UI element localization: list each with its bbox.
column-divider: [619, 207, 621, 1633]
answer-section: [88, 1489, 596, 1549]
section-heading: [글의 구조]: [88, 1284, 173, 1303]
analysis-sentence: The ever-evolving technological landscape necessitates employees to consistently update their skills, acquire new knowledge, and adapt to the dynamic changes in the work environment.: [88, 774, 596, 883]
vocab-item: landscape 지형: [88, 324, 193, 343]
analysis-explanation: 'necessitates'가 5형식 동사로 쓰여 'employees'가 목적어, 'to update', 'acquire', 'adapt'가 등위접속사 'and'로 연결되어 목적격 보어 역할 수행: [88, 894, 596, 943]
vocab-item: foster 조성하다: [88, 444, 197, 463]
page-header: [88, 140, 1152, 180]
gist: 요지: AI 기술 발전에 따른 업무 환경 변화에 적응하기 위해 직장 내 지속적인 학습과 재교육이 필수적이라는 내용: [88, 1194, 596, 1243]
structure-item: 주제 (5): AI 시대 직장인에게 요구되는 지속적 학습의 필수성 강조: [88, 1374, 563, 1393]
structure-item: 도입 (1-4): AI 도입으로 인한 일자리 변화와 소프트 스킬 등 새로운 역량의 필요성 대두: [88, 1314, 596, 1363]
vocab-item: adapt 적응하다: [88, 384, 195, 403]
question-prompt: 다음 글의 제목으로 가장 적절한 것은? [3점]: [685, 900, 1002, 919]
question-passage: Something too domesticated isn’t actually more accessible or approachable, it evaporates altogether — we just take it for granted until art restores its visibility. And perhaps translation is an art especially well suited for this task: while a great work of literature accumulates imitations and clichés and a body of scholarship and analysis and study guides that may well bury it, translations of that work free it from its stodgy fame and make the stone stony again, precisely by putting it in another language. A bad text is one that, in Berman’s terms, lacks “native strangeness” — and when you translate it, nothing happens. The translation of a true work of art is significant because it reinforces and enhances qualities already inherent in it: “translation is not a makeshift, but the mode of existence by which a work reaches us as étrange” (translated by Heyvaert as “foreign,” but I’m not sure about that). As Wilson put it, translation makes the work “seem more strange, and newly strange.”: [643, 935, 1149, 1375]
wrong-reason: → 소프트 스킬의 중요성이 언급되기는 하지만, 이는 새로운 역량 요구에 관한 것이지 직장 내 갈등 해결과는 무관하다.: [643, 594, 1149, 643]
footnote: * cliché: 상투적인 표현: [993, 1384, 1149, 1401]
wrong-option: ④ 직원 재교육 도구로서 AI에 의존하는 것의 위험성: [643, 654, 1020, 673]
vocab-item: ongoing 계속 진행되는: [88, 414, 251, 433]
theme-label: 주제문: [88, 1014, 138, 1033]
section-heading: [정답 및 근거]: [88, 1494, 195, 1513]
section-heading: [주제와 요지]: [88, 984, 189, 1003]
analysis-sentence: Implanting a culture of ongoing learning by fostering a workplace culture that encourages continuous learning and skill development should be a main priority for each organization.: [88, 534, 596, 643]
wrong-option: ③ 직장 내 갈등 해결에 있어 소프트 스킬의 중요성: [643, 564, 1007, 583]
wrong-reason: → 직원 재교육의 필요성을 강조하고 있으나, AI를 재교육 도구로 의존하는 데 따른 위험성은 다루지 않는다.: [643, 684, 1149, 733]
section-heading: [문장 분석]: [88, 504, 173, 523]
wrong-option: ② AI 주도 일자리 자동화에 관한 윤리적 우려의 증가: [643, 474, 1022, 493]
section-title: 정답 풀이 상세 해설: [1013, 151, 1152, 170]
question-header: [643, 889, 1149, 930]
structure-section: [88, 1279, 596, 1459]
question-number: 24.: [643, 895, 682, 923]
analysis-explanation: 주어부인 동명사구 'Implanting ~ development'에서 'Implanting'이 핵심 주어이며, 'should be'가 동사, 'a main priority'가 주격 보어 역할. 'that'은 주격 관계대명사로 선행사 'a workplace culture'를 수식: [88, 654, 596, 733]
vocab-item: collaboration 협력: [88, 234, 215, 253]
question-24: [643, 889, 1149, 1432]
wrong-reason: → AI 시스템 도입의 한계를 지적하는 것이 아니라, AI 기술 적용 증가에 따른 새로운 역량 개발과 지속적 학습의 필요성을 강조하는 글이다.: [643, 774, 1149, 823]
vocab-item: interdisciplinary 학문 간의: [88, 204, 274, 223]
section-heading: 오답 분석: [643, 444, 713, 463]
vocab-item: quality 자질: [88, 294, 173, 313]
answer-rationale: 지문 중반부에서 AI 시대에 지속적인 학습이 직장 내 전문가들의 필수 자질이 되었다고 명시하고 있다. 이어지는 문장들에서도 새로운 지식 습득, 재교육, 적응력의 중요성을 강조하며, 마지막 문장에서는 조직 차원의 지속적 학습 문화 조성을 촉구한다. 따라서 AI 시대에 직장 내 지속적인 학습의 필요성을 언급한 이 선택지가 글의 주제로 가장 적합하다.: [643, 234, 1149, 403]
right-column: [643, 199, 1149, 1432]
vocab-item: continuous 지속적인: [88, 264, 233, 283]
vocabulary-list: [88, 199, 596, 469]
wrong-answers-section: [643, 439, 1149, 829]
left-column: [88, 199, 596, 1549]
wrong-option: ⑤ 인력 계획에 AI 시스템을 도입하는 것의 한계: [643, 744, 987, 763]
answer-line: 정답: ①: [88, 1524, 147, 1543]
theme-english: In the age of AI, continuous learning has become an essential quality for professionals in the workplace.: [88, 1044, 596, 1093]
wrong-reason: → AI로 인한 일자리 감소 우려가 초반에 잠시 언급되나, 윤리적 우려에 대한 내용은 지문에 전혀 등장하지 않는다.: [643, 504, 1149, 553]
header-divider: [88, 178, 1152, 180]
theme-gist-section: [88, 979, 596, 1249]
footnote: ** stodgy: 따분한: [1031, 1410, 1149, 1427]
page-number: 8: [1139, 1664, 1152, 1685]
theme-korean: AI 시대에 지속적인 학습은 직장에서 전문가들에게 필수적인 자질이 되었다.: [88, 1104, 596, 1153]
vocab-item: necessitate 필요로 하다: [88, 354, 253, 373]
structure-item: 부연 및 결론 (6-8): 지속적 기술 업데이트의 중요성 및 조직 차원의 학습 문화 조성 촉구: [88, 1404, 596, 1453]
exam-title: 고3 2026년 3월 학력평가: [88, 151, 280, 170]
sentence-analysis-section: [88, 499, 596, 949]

☆ ☆ ☆

### EXERCISE DESCRIPTION
Of the records above, copy each line that includes "adapt".

### TASK SOLUTION
analysis-sentence: The ever-evolving technological landscape necessitates employees to consistently update their skills, acquire new knowledge, and adapt to the dynamic changes in the work environment.: [88, 774, 596, 883]
analysis-explanation: 'necessitates'가 5형식 동사로 쓰여 'employees'가 목적어, 'to update', 'acquire', 'adapt'가 등위접속사 'and'로 연결되어 목적격 보어 역할 수행: [88, 894, 596, 943]
vocab-item: adapt 적응하다: [88, 384, 195, 403]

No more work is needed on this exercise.